_RAW DATA_:
>>>

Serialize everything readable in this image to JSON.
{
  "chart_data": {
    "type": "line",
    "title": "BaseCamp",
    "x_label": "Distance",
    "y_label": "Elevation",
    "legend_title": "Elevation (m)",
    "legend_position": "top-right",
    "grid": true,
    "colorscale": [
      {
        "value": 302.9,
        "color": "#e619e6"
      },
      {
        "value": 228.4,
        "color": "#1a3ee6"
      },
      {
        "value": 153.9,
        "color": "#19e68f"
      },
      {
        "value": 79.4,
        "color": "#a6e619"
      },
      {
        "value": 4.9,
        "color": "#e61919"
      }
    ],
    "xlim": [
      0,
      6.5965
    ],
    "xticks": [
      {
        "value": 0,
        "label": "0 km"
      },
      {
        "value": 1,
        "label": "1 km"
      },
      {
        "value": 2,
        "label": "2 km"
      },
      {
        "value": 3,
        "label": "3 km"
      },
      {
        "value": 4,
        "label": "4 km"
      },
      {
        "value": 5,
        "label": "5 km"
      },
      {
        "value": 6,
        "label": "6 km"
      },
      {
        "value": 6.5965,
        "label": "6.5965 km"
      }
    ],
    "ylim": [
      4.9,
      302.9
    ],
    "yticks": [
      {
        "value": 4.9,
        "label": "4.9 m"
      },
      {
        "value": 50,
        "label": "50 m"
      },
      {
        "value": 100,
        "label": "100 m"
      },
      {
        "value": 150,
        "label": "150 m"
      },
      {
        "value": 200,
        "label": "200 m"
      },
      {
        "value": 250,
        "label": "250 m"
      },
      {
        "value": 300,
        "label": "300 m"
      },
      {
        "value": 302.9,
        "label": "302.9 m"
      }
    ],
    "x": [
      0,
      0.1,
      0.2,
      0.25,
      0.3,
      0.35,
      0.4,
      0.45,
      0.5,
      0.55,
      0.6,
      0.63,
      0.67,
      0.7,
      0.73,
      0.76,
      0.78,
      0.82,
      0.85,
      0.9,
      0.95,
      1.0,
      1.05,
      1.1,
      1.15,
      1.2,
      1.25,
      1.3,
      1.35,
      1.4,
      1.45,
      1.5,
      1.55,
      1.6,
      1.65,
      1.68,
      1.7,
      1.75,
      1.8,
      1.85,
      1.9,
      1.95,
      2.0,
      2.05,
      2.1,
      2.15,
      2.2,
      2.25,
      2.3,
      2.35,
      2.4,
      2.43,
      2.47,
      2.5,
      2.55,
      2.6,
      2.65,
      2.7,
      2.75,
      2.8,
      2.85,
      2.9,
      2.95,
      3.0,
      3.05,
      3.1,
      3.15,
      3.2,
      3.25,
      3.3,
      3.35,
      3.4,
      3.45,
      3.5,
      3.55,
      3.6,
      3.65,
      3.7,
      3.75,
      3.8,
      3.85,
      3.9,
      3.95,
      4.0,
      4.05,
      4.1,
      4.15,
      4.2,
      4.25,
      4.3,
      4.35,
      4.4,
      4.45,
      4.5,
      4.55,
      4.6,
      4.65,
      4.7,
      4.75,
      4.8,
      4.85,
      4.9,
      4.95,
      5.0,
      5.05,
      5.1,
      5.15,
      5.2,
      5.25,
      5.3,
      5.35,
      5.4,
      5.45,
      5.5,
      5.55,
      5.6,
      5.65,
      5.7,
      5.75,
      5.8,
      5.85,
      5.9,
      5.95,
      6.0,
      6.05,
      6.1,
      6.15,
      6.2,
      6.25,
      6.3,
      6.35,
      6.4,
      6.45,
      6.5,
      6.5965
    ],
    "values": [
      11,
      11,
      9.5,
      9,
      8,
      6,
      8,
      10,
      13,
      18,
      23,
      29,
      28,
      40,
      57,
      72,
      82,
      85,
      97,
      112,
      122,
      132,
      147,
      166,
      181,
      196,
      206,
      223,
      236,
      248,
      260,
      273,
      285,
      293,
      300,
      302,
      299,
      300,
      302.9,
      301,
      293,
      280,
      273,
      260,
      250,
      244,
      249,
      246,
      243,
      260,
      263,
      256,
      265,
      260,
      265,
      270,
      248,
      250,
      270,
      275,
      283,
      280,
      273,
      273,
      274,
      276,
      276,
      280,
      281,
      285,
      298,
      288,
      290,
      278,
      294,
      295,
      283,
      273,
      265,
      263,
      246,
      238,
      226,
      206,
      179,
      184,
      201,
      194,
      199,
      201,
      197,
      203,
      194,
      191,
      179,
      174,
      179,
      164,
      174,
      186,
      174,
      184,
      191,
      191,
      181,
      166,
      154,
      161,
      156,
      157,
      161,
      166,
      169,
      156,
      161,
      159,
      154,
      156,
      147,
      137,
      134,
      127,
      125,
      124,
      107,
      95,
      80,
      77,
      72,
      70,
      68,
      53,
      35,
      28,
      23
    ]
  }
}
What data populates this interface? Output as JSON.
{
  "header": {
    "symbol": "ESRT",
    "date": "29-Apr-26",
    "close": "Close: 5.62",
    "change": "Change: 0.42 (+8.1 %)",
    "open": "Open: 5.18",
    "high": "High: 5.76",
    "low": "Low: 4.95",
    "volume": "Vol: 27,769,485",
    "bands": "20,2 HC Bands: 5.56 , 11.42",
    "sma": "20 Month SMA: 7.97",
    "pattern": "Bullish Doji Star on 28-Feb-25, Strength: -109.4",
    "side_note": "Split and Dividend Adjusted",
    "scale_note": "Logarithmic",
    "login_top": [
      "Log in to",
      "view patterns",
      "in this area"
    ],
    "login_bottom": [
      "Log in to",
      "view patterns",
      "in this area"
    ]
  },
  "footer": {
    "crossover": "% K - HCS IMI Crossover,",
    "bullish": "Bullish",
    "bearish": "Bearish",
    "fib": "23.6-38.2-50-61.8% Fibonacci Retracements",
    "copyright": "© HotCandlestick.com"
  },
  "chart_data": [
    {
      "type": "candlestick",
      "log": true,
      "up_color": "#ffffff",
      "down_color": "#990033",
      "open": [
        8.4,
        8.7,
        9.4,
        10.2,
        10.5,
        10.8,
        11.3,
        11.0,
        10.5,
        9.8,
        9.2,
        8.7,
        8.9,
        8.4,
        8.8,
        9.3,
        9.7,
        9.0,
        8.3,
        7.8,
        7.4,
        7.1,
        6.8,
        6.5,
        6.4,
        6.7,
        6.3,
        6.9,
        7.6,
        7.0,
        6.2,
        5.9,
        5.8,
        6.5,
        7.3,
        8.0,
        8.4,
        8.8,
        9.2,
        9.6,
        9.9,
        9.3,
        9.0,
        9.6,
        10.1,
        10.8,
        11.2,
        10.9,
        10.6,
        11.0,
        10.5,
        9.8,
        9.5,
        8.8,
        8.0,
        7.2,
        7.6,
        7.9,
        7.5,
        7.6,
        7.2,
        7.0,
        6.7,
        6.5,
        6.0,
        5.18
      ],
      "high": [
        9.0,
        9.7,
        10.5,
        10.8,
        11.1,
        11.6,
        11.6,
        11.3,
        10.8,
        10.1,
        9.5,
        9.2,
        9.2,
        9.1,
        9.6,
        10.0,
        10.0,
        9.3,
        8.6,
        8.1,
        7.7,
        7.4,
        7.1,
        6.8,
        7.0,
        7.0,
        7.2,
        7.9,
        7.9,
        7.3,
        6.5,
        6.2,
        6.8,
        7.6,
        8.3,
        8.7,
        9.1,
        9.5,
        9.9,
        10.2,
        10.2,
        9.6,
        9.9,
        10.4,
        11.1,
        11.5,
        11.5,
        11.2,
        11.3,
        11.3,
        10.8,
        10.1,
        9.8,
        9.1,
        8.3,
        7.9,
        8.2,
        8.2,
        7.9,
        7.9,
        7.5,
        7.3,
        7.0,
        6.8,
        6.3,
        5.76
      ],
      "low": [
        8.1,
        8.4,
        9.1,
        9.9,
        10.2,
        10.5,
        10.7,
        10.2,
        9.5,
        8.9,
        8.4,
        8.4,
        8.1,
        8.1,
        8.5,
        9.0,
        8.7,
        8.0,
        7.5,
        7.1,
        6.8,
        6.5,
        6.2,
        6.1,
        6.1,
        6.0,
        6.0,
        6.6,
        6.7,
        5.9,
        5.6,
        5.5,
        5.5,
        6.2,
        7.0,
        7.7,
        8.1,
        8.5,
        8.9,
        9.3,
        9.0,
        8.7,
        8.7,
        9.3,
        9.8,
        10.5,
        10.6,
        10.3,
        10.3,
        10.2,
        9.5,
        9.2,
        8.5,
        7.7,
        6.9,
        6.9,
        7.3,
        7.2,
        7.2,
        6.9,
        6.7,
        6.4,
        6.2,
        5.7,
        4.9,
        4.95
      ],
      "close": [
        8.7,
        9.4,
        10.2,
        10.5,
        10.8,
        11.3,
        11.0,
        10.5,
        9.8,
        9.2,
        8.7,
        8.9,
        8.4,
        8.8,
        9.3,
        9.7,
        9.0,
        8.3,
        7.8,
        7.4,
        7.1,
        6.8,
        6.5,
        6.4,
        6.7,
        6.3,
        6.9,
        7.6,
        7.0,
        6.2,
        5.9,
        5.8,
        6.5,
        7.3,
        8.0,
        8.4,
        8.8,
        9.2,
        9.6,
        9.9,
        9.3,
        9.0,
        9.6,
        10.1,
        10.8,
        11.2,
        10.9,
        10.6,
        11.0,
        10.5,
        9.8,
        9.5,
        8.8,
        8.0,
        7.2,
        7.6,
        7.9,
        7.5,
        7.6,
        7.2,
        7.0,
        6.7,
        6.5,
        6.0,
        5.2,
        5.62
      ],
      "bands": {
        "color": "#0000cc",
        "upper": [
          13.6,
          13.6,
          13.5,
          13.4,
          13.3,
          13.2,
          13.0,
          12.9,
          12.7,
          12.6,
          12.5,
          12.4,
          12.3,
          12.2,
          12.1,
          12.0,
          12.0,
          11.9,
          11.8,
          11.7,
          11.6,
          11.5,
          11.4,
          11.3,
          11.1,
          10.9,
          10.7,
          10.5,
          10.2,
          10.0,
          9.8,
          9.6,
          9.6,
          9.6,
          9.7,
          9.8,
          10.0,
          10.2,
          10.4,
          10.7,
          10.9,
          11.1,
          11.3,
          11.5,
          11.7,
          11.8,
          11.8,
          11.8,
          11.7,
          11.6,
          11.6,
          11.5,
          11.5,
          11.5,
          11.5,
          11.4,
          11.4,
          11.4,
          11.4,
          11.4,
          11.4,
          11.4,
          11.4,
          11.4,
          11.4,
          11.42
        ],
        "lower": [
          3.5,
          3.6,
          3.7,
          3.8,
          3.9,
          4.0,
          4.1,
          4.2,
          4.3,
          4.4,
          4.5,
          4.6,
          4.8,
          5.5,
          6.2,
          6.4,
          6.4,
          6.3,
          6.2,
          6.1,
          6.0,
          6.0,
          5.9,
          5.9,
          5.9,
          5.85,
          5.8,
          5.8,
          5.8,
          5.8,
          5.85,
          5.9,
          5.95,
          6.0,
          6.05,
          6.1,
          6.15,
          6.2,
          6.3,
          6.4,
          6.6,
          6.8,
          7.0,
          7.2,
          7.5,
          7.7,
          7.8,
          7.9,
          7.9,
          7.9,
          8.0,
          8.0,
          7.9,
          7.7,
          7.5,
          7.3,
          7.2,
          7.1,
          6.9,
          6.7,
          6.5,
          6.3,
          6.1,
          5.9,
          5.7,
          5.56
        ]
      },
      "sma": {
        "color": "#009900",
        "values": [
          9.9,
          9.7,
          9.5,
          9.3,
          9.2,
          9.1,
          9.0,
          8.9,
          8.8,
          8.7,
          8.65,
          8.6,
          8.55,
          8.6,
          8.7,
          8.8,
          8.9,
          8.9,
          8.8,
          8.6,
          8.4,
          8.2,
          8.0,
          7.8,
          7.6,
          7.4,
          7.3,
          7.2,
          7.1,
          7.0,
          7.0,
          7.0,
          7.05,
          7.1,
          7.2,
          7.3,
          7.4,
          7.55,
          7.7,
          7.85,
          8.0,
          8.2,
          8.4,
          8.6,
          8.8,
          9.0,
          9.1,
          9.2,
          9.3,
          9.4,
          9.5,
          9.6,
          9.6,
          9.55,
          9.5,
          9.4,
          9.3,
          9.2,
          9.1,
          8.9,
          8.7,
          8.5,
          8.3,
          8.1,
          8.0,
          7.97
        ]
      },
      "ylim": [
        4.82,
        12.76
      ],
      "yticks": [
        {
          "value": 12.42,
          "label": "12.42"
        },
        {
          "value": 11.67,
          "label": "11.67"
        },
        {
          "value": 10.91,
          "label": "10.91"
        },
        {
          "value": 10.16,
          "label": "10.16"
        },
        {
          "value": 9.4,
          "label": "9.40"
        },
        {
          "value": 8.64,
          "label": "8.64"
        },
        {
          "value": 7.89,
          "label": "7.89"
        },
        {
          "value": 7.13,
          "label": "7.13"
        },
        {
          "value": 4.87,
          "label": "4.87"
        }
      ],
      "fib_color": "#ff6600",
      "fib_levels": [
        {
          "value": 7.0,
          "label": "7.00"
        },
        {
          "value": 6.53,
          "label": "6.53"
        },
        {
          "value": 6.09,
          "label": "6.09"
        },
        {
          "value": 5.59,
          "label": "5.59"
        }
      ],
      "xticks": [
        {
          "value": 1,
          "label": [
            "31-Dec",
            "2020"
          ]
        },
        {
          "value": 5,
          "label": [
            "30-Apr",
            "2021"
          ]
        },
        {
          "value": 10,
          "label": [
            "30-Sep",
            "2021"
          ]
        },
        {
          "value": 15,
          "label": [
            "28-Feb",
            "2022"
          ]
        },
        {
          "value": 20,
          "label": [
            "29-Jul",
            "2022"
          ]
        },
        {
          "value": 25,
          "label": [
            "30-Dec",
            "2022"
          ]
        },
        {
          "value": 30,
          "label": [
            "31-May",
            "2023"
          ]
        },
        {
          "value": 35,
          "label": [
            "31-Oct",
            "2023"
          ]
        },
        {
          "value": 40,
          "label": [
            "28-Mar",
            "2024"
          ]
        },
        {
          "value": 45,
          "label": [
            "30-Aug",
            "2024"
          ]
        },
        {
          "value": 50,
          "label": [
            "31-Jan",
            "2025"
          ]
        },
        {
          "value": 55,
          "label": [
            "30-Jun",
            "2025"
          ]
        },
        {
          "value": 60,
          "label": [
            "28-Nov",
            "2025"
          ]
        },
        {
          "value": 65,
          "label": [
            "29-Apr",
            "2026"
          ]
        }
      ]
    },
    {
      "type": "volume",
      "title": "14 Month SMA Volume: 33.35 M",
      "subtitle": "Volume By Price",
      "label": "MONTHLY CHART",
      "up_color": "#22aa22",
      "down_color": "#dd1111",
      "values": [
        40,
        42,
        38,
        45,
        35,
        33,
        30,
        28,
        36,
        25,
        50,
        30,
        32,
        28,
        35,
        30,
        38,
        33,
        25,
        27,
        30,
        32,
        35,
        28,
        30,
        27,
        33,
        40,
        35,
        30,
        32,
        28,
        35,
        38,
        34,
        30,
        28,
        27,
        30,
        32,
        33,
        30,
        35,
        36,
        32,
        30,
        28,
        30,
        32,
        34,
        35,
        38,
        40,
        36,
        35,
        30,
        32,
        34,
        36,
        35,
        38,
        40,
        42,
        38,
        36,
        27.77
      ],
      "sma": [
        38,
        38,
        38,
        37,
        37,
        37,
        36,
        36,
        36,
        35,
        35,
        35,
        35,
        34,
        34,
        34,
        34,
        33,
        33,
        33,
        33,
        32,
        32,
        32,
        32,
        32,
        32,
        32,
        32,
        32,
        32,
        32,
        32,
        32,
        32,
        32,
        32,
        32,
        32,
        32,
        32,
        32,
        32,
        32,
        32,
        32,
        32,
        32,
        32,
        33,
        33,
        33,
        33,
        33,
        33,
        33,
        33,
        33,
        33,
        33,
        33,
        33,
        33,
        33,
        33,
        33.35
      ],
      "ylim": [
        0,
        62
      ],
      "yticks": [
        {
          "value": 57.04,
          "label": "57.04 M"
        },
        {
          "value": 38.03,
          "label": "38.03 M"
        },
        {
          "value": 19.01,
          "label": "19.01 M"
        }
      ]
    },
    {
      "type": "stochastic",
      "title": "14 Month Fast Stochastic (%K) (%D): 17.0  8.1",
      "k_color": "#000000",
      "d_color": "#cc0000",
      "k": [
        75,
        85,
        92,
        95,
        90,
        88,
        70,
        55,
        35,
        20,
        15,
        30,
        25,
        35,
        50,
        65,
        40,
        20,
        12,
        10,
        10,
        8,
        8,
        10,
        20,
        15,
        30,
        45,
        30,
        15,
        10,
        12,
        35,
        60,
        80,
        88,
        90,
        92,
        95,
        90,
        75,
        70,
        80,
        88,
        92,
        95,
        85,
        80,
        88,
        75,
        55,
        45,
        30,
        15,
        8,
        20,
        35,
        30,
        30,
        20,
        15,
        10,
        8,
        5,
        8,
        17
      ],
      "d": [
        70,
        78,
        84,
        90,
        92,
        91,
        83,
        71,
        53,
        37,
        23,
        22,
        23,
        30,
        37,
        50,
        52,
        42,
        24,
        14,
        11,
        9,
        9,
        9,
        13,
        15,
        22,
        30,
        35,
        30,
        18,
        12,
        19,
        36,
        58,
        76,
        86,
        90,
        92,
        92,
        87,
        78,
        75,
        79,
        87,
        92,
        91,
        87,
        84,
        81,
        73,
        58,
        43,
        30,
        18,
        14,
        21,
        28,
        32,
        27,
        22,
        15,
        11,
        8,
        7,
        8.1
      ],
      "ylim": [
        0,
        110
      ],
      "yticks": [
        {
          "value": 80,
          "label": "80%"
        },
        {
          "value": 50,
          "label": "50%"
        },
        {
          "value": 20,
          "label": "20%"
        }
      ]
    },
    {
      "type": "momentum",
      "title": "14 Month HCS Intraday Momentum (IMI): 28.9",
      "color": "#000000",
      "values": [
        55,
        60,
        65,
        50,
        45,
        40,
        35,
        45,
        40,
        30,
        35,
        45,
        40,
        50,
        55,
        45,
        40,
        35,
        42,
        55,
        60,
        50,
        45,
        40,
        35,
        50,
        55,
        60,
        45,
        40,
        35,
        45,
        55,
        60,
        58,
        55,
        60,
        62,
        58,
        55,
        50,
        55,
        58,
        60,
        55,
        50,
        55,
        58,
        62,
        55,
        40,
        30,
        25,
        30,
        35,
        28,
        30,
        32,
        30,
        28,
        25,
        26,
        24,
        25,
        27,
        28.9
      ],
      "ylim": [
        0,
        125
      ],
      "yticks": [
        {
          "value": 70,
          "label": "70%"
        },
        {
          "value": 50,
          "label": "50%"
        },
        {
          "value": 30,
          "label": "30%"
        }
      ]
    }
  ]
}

<<<

_TASK STATEMENT_:
Search the entries for the word "JSON" and gather every line where it appears.

_CORRECT RESPONSE_:
Serialize everything readable in this image to JSON.
What data populates this interface? Output as JSON.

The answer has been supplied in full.